## Collected data entries:
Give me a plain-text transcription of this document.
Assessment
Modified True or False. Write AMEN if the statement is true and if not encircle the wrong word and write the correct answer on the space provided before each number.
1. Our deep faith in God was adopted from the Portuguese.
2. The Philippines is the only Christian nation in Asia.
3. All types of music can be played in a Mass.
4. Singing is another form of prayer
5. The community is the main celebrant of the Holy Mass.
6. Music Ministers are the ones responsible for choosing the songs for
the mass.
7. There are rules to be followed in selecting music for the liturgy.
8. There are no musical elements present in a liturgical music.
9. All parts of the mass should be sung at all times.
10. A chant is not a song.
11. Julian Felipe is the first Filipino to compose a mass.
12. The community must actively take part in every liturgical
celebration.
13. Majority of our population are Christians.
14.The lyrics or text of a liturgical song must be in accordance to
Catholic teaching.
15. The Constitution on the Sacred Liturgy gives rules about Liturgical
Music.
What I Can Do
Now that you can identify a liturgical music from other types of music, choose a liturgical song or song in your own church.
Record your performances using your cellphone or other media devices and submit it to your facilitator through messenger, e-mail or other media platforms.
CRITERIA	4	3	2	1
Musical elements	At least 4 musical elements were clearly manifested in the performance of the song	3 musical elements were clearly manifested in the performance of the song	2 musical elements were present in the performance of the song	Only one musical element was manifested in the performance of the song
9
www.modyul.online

## Description of the task:
Pick out every line with the string "present" and copy it.

## Full solution:
8. There are no musical elements present in a liturgical music.
Musical elements	At least 4 musical elements were clearly manifested in the performance of the song	3 musical elements were clearly manifested in the performance of the song	2 musical elements were present in the performance of the song	Only one musical element was manifested in the performance of the song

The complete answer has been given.